* Entries provided:
-- Begin --

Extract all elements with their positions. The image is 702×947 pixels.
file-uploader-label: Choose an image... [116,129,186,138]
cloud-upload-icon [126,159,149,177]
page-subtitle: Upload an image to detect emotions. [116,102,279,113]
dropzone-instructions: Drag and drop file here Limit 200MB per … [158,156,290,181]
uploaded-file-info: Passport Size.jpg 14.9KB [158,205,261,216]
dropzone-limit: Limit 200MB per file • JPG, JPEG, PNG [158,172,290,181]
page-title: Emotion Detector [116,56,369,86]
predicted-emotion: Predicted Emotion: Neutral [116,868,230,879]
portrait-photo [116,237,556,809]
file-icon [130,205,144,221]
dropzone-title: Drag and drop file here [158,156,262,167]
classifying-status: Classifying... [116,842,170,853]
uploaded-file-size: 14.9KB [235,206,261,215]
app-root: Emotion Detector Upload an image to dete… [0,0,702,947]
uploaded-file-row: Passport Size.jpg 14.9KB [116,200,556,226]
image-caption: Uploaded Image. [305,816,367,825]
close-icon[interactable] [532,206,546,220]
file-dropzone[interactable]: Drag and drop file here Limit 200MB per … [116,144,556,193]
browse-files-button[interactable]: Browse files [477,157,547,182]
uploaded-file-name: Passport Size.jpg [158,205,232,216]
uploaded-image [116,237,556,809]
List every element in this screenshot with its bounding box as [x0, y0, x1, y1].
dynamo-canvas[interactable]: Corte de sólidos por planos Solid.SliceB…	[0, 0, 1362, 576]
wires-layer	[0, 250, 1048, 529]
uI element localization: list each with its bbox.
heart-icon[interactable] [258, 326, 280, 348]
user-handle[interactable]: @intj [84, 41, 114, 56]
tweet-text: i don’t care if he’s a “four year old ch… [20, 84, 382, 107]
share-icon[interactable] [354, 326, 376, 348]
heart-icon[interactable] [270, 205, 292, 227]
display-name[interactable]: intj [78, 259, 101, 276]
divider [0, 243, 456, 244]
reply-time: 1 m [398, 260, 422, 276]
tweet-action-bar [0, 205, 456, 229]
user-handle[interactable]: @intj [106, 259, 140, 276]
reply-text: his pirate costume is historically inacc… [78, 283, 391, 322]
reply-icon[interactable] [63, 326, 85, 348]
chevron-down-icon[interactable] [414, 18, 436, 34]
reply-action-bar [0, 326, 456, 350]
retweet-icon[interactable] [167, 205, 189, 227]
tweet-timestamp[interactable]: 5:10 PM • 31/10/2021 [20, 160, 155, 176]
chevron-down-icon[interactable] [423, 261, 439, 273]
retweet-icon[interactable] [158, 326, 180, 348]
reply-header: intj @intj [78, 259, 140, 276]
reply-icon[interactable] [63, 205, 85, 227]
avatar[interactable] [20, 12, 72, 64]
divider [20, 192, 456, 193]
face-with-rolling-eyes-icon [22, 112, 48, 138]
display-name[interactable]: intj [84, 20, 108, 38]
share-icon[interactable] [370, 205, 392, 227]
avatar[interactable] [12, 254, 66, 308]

-- End --

* Given task: Reproduce the records verbatim, beginning with their first line and stopping after the line that contains "dropzone-instructions: Drag and".

* Result for this exercise:
Extract all elements with their positions. The image is 702×947 pixels.
file-uploader-label: Choose an image... [116,129,186,138]
cloud-upload-icon [126,159,149,177]
page-subtitle: Upload an image to detect emotions. [116,102,279,113]
dropzone-instructions: Drag and drop file here Limit 200MB per … [158,156,290,181]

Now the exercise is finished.